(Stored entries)
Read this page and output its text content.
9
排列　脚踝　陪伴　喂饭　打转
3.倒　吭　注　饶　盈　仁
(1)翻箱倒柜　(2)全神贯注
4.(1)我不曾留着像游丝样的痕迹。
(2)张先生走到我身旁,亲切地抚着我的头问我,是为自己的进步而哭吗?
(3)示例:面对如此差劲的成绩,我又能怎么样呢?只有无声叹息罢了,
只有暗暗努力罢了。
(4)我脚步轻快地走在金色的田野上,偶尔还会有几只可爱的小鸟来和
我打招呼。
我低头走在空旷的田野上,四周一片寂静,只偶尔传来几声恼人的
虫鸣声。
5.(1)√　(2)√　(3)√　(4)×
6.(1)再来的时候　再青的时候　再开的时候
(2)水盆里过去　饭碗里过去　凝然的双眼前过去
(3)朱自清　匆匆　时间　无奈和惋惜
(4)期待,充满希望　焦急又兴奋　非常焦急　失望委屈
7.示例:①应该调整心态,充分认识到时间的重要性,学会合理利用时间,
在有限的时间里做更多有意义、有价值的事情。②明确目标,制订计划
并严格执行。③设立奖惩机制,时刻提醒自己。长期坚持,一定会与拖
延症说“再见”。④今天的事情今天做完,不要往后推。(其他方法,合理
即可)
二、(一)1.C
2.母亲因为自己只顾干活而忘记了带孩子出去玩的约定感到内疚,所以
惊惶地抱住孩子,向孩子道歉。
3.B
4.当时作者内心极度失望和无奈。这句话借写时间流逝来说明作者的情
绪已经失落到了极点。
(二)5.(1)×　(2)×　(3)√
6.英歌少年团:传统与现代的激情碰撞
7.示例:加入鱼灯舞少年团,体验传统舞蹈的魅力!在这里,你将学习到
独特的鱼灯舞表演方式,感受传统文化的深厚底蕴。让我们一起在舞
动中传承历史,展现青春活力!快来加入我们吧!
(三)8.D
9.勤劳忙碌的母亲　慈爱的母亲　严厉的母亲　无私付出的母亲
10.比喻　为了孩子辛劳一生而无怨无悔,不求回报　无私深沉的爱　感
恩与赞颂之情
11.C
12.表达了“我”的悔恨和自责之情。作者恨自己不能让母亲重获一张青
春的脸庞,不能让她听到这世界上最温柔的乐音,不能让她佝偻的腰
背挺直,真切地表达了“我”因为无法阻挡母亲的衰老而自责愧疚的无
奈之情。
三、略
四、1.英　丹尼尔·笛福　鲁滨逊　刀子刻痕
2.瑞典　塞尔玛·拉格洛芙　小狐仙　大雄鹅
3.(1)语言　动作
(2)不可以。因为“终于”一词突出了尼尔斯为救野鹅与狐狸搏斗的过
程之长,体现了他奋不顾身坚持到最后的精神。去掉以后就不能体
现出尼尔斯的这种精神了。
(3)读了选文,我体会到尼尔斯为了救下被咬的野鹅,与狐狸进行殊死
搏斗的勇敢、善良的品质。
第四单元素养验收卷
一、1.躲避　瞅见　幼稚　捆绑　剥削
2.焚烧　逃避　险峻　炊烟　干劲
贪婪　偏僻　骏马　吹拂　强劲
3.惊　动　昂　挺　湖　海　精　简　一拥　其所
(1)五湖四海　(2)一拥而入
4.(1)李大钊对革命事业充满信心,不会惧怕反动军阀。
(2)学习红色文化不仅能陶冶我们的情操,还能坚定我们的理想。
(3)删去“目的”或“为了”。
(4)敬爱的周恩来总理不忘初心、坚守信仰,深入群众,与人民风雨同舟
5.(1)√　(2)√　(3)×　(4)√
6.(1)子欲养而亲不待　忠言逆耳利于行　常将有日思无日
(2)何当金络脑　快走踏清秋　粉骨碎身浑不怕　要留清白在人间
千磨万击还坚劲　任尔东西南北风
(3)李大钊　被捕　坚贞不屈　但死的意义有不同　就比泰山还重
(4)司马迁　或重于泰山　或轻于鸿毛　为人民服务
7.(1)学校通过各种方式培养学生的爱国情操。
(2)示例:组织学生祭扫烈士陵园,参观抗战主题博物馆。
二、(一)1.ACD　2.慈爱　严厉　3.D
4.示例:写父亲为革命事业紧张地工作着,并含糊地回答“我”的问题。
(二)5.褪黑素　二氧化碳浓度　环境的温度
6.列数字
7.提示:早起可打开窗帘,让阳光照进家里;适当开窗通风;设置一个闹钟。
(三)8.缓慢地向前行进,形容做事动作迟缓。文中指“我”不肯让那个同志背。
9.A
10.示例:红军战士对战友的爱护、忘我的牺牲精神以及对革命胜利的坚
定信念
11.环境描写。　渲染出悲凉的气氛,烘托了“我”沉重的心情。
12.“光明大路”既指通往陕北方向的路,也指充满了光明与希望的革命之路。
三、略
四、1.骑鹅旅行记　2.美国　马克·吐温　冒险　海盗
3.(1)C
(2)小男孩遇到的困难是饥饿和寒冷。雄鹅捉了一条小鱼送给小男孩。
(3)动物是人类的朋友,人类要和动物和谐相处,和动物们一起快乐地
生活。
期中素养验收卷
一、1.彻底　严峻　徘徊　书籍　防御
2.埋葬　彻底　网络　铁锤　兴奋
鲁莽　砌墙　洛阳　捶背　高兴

Required task →
Write the entire listing out again, word for word.

Solution to this exercise →
Read this page and output its text content.
9
排列　脚踝　陪伴　喂饭　打转
3.倒　吭　注　饶　盈　仁
(1)翻箱倒柜　(2)全神贯注
4.(1)我不曾留着像游丝样的痕迹。
(2)张先生走到我身旁,亲切地抚着我的头问我,是为自己的进步而哭吗?
(3)示例:面对如此差劲的成绩,我又能怎么样呢?只有无声叹息罢了,
只有暗暗努力罢了。
(4)我脚步轻快地走在金色的田野上,偶尔还会有几只可爱的小鸟来和
我打招呼。
我低头走在空旷的田野上,四周一片寂静,只偶尔传来几声恼人的
虫鸣声。
5.(1)√　(2)√　(3)√　(4)×
6.(1)再来的时候　再青的时候　再开的时候
(2)水盆里过去　饭碗里过去　凝然的双眼前过去
(3)朱自清　匆匆　时间　无奈和惋惜
(4)期待,充满希望　焦急又兴奋　非常焦急　失望委屈
7.示例:①应该调整心态,充分认识到时间的重要性,学会合理利用时间,
在有限的时间里做更多有意义、有价值的事情。②明确目标,制订计划
并严格执行。③设立奖惩机制,时刻提醒自己。长期坚持,一定会与拖
延症说“再见”。④今天的事情今天做完,不要往后推。(其他方法,合理
即可)
二、(一)1.C
2.母亲因为自己只顾干活而忘记了带孩子出去玩的约定感到内疚,所以
惊惶地抱住孩子,向孩子道歉。
3.B
4.当时作者内心极度失望和无奈。这句话借写时间流逝来说明作者的情
绪已经失落到了极点。
(二)5.(1)×　(2)×　(3)√
6.英歌少年团:传统与现代的激情碰撞
7.示例:加入鱼灯舞少年团,体验传统舞蹈的魅力!在这里,你将学习到
独特的鱼灯舞表演方式,感受传统文化的深厚底蕴。让我们一起在舞
动中传承历史,展现青春活力!快来加入我们吧!
(三)8.D
9.勤劳忙碌的母亲　慈爱的母亲　严厉的母亲　无私付出的母亲
10.比喻　为了孩子辛劳一生而无怨无悔,不求回报　无私深沉的爱　感
恩与赞颂之情
11.C
12.表达了“我”的悔恨和自责之情。作者恨自己不能让母亲重获一张青
春的脸庞,不能让她听到这世界上最温柔的乐音,不能让她佝偻的腰
背挺直,真切地表达了“我”因为无法阻挡母亲的衰老而自责愧疚的无
奈之情。
三、略
四、1.英　丹尼尔·笛福　鲁滨逊　刀子刻痕
2.瑞典　塞尔玛·拉格洛芙　小狐仙　大雄鹅
3.(1)语言　动作
(2)不可以。因为“终于”一词突出了尼尔斯为救野鹅与狐狸搏斗的过
程之长,体现了他奋不顾身坚持到最后的精神。去掉以后就不能体
现出尼尔斯的这种精神了。
(3)读了选文,我体会到尼尔斯为了救下被咬的野鹅,与狐狸进行殊死
搏斗的勇敢、善良的品质。
第四单元素养验收卷
一、1.躲避　瞅见　幼稚　捆绑　剥削
2.焚烧　逃避　险峻　炊烟　干劲
贪婪　偏僻　骏马　吹拂　强劲
3.惊　动　昂　挺　湖　海　精　简　一拥　其所
(1)五湖四海　(2)一拥而入
4.(1)李大钊对革命事业充满信心,不会惧怕反动军阀。
(2)学习红色文化不仅能陶冶我们的情操,还能坚定我们的理想。
(3)删去“目的”或“为了”。
(4)敬爱的周恩来总理不忘初心、坚守信仰,深入群众,与人民风雨同舟
5.(1)√　(2)√　(3)×　(4)√
6.(1)子欲养而亲不待　忠言逆耳利于行　常将有日思无日
(2)何当金络脑　快走踏清秋　粉骨碎身浑不怕　要留清白在人间
千磨万击还坚劲　任尔东西南北风
(3)李大钊　被捕　坚贞不屈　但死的意义有不同　就比泰山还重
(4)司马迁　或重于泰山　或轻于鸿毛　为人民服务
7.(1)学校通过各种方式培养学生的爱国情操。
(2)示例:组织学生祭扫烈士陵园,参观抗战主题博物馆。
二、(一)1.ACD　2.慈爱　严厉　3.D
4.示例:写父亲为革命事业紧张地工作着,并含糊地回答“我”的问题。
(二)5.褪黑素　二氧化碳浓度　环境的温度
6.列数字
7.提示:早起可打开窗帘,让阳光照进家里;适当开窗通风;设置一个闹钟。
(三)8.缓慢地向前行进,形容做事动作迟缓。文中指“我”不肯让那个同志背。
9.A
10.示例:红军战士对战友的爱护、忘我的牺牲精神以及对革命胜利的坚
定信念
11.环境描写。　渲染出悲凉的气氛,烘托了“我”沉重的心情。
12.“光明大路”既指通往陕北方向的路,也指充满了光明与希望的革命之路。
三、略
四、1.骑鹅旅行记　2.美国　马克·吐温　冒险　海盗
3.(1)C
(2)小男孩遇到的困难是饥饿和寒冷。雄鹅捉了一条小鱼送给小男孩。
(3)动物是人类的朋友,人类要和动物和谐相处,和动物们一起快乐地
生活。
期中素养验收卷
一、1.彻底　严峻　徘徊　书籍　防御
2.埋葬　彻底　网络　铁锤　兴奋
鲁莽　砌墙　洛阳　捶背　高兴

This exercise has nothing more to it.